▶ **Problem description**
Identify the lines that contain the string "소정근로시간" and copy all of them.

▶ **Dataset items**
##########

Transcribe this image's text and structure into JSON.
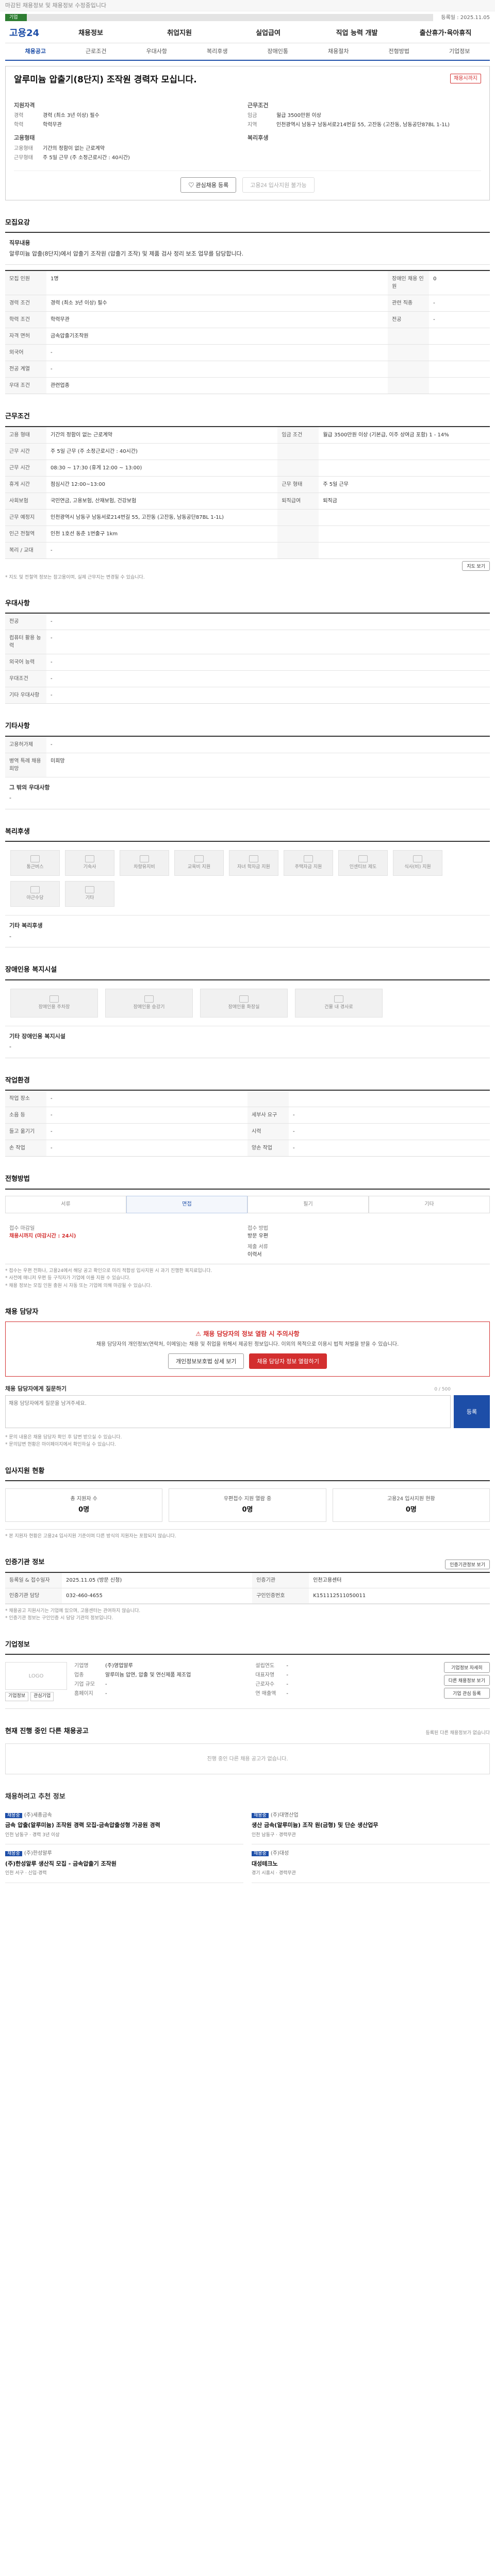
{
  "top_note": "마감된 채용정보 및 채용정보 수정중입니다",
  "progress": {
    "value": 0.05,
    "label": "기업",
    "side": "등록일 : 2025.11.05"
  },
  "header": {
    "logo": "고용24",
    "gnb": [
      "채용정보",
      "취업지원",
      "실업급여",
      "직업 능력 개발",
      "출산휴가·육아휴직"
    ]
  },
  "subnav": [
    "채용공고",
    "근로조건",
    "우대사항",
    "복리후생",
    "장애인통",
    "채용절차",
    "전형방법",
    "기업정보"
  ],
  "job": {
    "badge": "채용시까지",
    "title": "알루미늄 압출기(8단지) 조작원 경력자 모십니다.",
    "company": "",
    "left_head": "지원자격",
    "left": [
      {
        "k": "경력",
        "v": "경력 (최소 3년 이상) 필수"
      },
      {
        "k": "학력",
        "v": "학력무관"
      }
    ],
    "left_head2": "고용형태",
    "left2": [
      {
        "k": "고용형태",
        "v": "기간의 정함이 없는 근로계약"
      },
      {
        "k": "근무형태",
        "v": "주 5일 근무 (주 소정근로시간 : 40시간)"
      }
    ],
    "right_head": "근무조건",
    "right": [
      {
        "k": "임금",
        "v": "월급 3500만원 이상"
      },
      {
        "k": "지역",
        "v": "인천광역시 남동구 남동서로214번길 55, 고잔동 (고잔동, 남동공단87BL 1-1L)"
      }
    ],
    "right_head2": "복리후생",
    "right2": [],
    "btn_save": "관심채용 등록",
    "btn_apply": "고용24 입사지원 불가능"
  },
  "sec_recruit": {
    "title": "모집요강",
    "content_head": "직무내용",
    "content": "알루미늄 압출(8단지)에서 압출기 조작원 (압출기 조작) 및 제품 검사 정리 보조 업무를 담당합니다.",
    "rows": [
      [
        {
          "k": "모집 인원",
          "v": "1명"
        },
        {
          "k": "장애인 채용 인원",
          "v": "0"
        }
      ],
      [
        {
          "k": "경력 조건",
          "v": "경력 (최소 3년 이상) 필수"
        },
        {
          "k": "관련 직종",
          "v": "-"
        }
      ],
      [
        {
          "k": "학력 조건",
          "v": "학력무관"
        },
        {
          "k": "전공",
          "v": "-"
        }
      ],
      [
        {
          "k": "자격 면허",
          "v": "금속압출기조작원"
        },
        {
          "k": "",
          "v": ""
        }
      ],
      [
        {
          "k": "외국어",
          "v": "-"
        },
        {
          "k": "",
          "v": ""
        }
      ],
      [
        {
          "k": "전공 계열",
          "v": "-"
        },
        {
          "k": "",
          "v": ""
        }
      ],
      [
        {
          "k": "우대 조건",
          "v": "관련업종"
        },
        {
          "k": "",
          "v": ""
        }
      ]
    ]
  },
  "sec_cond": {
    "title": "근무조건",
    "rows": [
      [
        {
          "k": "고용 형태",
          "v": "기간의 정함이 없는 근로계약"
        },
        {
          "k": "임금 조건",
          "v": "월급 3500만원 이상 (기본급, 이주 상여금 포함) 1 - 14%"
        }
      ],
      [
        {
          "k": "근무 시간",
          "v": "주 5일 근무 (주 소정근로시간 : 40시간)"
        },
        {
          "k": "",
          "v": ""
        }
      ],
      [
        {
          "k": "근무 시간",
          "v": "08:30 ~ 17:30 (휴게 12:00 ~ 13:00)"
        },
        {
          "k": "",
          "v": ""
        }
      ],
      [
        {
          "k": "휴게 시간",
          "v": "점심시간 12:00~13:00"
        },
        {
          "k": "근무 형태",
          "v": "주 5일 근무"
        }
      ],
      [
        {
          "k": "사회보험",
          "v": "국민연금, 고용보험, 산재보험, 건강보험"
        },
        {
          "k": "퇴직급여",
          "v": "퇴직금"
        }
      ],
      [
        {
          "k": "근무 예정지",
          "v": "인천광역시 남동구 남동서로214번길 55, 고잔동 (고잔동, 남동공단87BL 1-1L)"
        },
        {
          "k": "",
          "v": ""
        }
      ],
      [
        {
          "k": "인근 전철역",
          "v": "인천 1호선 동춘 1번출구 1km"
        },
        {
          "k": "",
          "v": ""
        }
      ],
      [
        {
          "k": "복리 / 교대",
          "v": "-"
        },
        {
          "k": "",
          "v": ""
        }
      ]
    ],
    "map_btn": "지도 보기",
    "note": "* 지도 및 전철역 정보는 참고용이며, 실제 근무지는 변경될 수 있습니다."
  },
  "sec_pref": {
    "title": "우대사항",
    "rows": [
      {
        "k": "전공",
        "v": "-"
      },
      {
        "k": "컴퓨터 활용 능력",
        "v": "-"
      },
      {
        "k": "외국어 능력",
        "v": "-"
      },
      {
        "k": "우대조건",
        "v": "-"
      },
      {
        "k": "기타 우대사항",
        "v": "-"
      }
    ]
  },
  "sec_etc": {
    "title": "기타사항",
    "rows": [
      {
        "k": "고용허가제",
        "v": "-"
      },
      {
        "k": "병역 특례 채용 희망",
        "v": "미희망"
      }
    ],
    "extra_head": "그 밖의 우대사항",
    "extra": "-"
  },
  "sec_welfare": {
    "title": "복리후생",
    "tiles": [
      "통근버스",
      "기숙사",
      "차량유지비",
      "교육비 지원",
      "자녀 학자금 지원",
      "주택자금 지원",
      "인센티브 제도",
      "식사(비) 지원",
      "야근수당",
      "기타"
    ],
    "extra_head": "기타 복리후생",
    "extra": "-"
  },
  "sec_disab": {
    "title": "장애인용 복지시설",
    "tiles": [
      "장애인용 주차장",
      "장애인용 승강기",
      "장애인용 화장실",
      "건물 내 경사로"
    ],
    "extra_head": "기타 장애인용 복지시설",
    "extra": "-"
  },
  "sec_env": {
    "title": "작업환경",
    "rows": [
      [
        {
          "k": "작업 장소",
          "v": "-"
        },
        {
          "k": "",
          "v": ""
        }
      ],
      [
        {
          "k": "소음 등",
          "v": "-"
        },
        {
          "k": "세부사 요구",
          "v": "-"
        }
      ],
      [
        {
          "k": "들고 옮기기",
          "v": "-"
        },
        {
          "k": "시력",
          "v": "-"
        }
      ],
      [
        {
          "k": "손 작업",
          "v": "-"
        },
        {
          "k": "양손 작업",
          "v": "-"
        }
      ]
    ]
  },
  "sec_process": {
    "title": "전형방법",
    "steps": [
      "서류",
      "면접",
      "필기",
      "기타"
    ],
    "d1_lbl": "접수 마감일",
    "d1_val": "채용시까지 (마감시간 : 24시)",
    "d2_lbl": "접수 방법",
    "d2_val": "방문 우편",
    "d3_lbl": "제출 서류",
    "d3_val": "이력서",
    "notes": [
      "* 접수는 우편 전화나, 고용24에서 해당 공고 확인으로 미리 적합성 입사지원 시 과기 진행한 복지료입니다.",
      "* 사전에 매니저 우편 등 구직자가 기업에 이를 지원 수 있습니다.",
      "* 채용 정보는 모집 인원 충원 시 자동 또는 기업에 의해 마감될 수 있습니다."
    ]
  },
  "sec_contact": {
    "title": "채용 담당자",
    "notice_title": "채용 담당자의 정보 열람 시 주의사항",
    "notice_text": "채용 담당자의 개인정보(연락처, 이메일)는 채용 및 취업을 위해서 제공된 정보입니다. 이외의 목적으로 이용시 법적 처벌을 받을 수 있습니다.",
    "btn_left": "개인정보보호법 상세 보기",
    "btn_right": "채용 담당자 정보 열람하기",
    "inq_label": "채용 담당자에게 질문하기",
    "inq_placeholder": "채용 담당자에게 질문을 남겨주세요.",
    "inq_count": "0 / 500",
    "inq_submit": "등록",
    "notes": [
      "* 문의 내용은 채용 담당자 확인 후 답변 받으실 수 있습니다.",
      "* 문의답변 현황은 마이페이지에서 확인하실 수 있습니다."
    ]
  },
  "sec_status": {
    "title": "입사지원 현황",
    "stats": [
      {
        "l": "총 지원자 수",
        "v": "0명"
      },
      {
        "l": "우편접수 지원 열람 중",
        "v": "0명"
      },
      {
        "l": "고용24 입사지원 현황",
        "v": "0명"
      }
    ],
    "note": "* 본 지원자 현황은 고용24 입사지원 기준이며 다른 방식의 지원자는 포함되지 않습니다."
  },
  "sec_org": {
    "title": "인증기관 정보",
    "btn": "인증기관정보 보기",
    "rows": [
      [
        {
          "k": "등록일 & 접수일자",
          "v": "2025.11.05 (방문 신청)"
        },
        {
          "k": "인증기관",
          "v": "인천고용센터"
        }
      ],
      [
        {
          "k": "인증기관 담당",
          "v": "032-460-4655"
        },
        {
          "k": "구인인증번호",
          "v": "K151112511050011"
        }
      ]
    ],
    "notes": [
      "* 채용공고 지원사기는 기업에 있으며, 고용센터는 관여하지 않습니다.",
      "* 인증기관 정보는 구인인증 시 담당 기관의 정보입니다."
    ]
  },
  "sec_corp": {
    "title": "기업정보",
    "logo": "LOGO",
    "mini": [
      "기업정보",
      "관심기업"
    ],
    "col1": [
      {
        "k": "기업명",
        "v": "(주)영업알루"
      },
      {
        "k": "업종",
        "v": "알루미늄 압연, 압출 및 연신제품 제조업"
      },
      {
        "k": "기업 규모",
        "v": "-"
      },
      {
        "k": "홈페이지",
        "v": "-"
      }
    ],
    "col2": [
      {
        "k": "설립연도",
        "v": "-"
      },
      {
        "k": "대표자명",
        "v": "-"
      },
      {
        "k": "근로자수",
        "v": "-"
      },
      {
        "k": "연 매출액",
        "v": "-"
      }
    ],
    "btns": [
      "기업정보 자세히",
      "다른 채용정보 보기",
      "기업 관심 등록"
    ]
  },
  "sec_other": {
    "title": "현재 진행 중인 다른 채용공고",
    "side": "등록된 다른 채용정보가 없습니다",
    "empty": "진행 중인 다른 채용 공고가 없습니다."
  },
  "sec_rec": {
    "title": "채용하려고 추천 정보",
    "cards": [
      {
        "co": "(주)세종금속",
        "tag": "채용중",
        "jt": "금속 압출(알루미늄) 조작원 경력 모집-금속압출성형 가공원 경력",
        "meta": "인천 남동구 · 경력 3년 이상"
      },
      {
        "co": "(주)대명산업",
        "tag": "채용중",
        "jt": "생산 금속(알루미늄) 조작 원(금형) 및 단순 생산업무",
        "meta": "인천 남동구 · 경력무관"
      },
      {
        "co": "(주)한성알루",
        "tag": "채용중",
        "jt": "(주)한성알루 생산직 모집 - 금속압출기 조작원",
        "meta": "인천 서구 · 신입·경력"
      },
      {
        "co": "(주)대성",
        "tag": "채용중",
        "jt": "대성테크노",
        "meta": "경기 시흥시 · 경력무관"
      }
    ]
  }
}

##########

▶ **Reply**
        "v": "주 5일 근무 (주 소정근로시간 : 40시간)"
          "v": "주 5일 근무 (주 소정근로시간 : 40시간)"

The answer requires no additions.